▸ TASK STATEMENT
Count lines with "this" in them. Report only the total.
── EXERCISE MATERIALS ──
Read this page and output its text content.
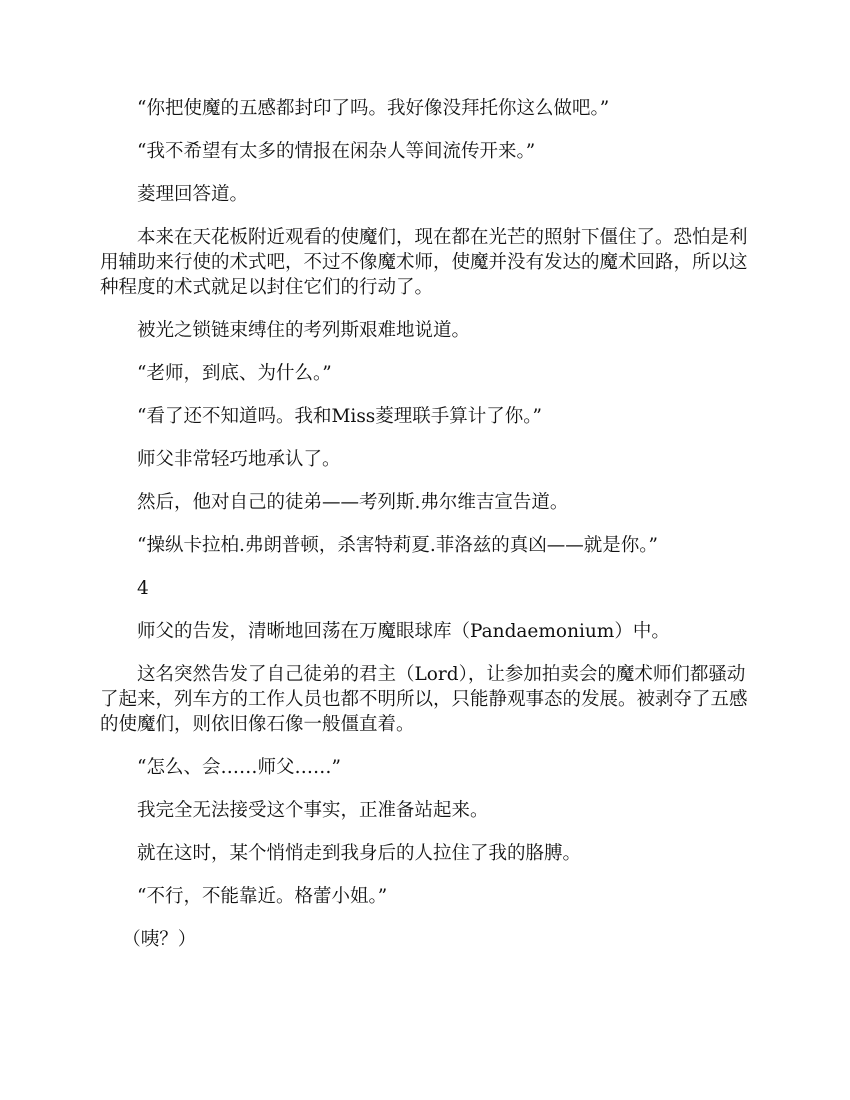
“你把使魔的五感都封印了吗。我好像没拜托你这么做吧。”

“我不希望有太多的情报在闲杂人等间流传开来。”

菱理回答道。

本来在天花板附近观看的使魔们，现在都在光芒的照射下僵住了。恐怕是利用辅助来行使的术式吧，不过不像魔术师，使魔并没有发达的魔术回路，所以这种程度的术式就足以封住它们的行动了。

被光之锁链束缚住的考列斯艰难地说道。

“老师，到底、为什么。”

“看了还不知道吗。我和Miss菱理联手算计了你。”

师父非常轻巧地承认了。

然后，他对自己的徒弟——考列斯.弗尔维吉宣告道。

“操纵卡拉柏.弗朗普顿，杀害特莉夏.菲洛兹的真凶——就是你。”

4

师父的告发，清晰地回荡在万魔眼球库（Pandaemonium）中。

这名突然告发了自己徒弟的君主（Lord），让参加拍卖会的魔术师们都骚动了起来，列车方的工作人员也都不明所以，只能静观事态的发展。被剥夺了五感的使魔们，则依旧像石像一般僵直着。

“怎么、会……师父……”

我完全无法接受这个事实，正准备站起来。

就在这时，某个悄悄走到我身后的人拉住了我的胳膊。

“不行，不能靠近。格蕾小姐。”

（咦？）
───
── EXERCISE MATERIALS ──
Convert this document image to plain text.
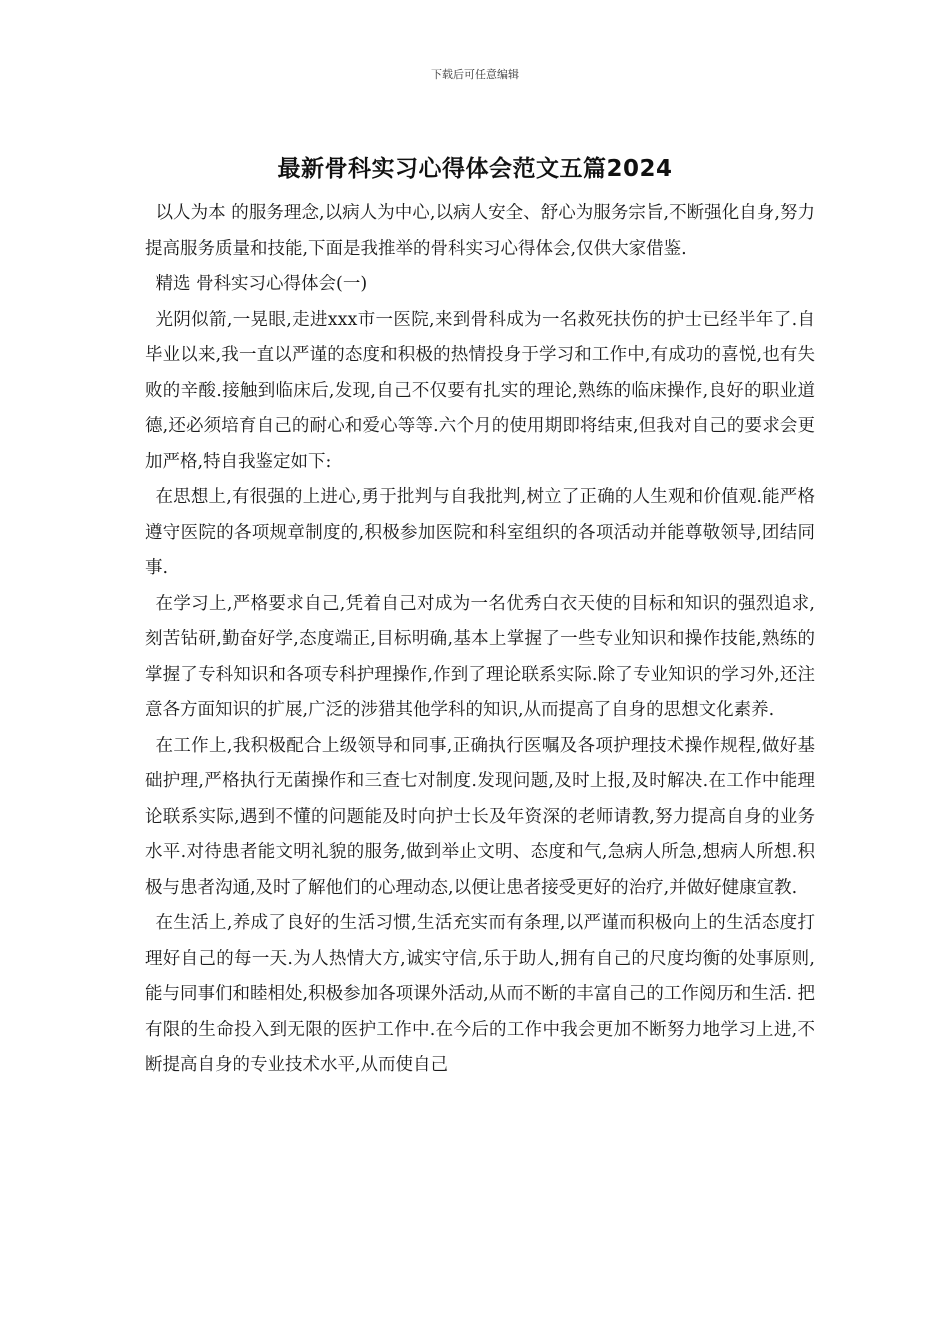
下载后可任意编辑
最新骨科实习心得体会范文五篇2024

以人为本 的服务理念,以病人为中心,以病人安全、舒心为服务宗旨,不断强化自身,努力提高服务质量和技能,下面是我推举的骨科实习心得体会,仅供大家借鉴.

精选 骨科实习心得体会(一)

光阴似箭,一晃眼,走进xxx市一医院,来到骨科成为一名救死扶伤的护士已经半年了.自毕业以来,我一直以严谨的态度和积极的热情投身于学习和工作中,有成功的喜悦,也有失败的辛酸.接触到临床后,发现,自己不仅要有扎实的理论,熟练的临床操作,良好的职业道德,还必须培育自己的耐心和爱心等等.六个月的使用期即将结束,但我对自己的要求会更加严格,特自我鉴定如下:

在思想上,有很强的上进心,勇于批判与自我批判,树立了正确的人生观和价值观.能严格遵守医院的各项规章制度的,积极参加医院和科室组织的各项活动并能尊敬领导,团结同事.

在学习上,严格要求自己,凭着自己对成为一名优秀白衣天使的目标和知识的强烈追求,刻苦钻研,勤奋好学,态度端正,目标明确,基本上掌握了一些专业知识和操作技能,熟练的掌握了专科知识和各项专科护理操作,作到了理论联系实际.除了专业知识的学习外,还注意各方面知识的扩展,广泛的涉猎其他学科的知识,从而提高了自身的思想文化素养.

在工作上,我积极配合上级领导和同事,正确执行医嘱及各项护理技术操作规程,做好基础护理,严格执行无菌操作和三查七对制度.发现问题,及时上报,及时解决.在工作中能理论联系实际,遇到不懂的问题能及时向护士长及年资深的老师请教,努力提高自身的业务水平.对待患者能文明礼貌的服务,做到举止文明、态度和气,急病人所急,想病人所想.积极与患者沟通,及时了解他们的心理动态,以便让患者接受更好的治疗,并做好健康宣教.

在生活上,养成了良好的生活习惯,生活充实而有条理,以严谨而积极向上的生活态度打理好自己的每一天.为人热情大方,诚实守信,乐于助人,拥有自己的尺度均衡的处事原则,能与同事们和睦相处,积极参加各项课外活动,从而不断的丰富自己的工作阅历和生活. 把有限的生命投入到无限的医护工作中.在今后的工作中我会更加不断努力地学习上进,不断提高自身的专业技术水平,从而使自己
───
▸ REPLY TO THE EXERCISE
2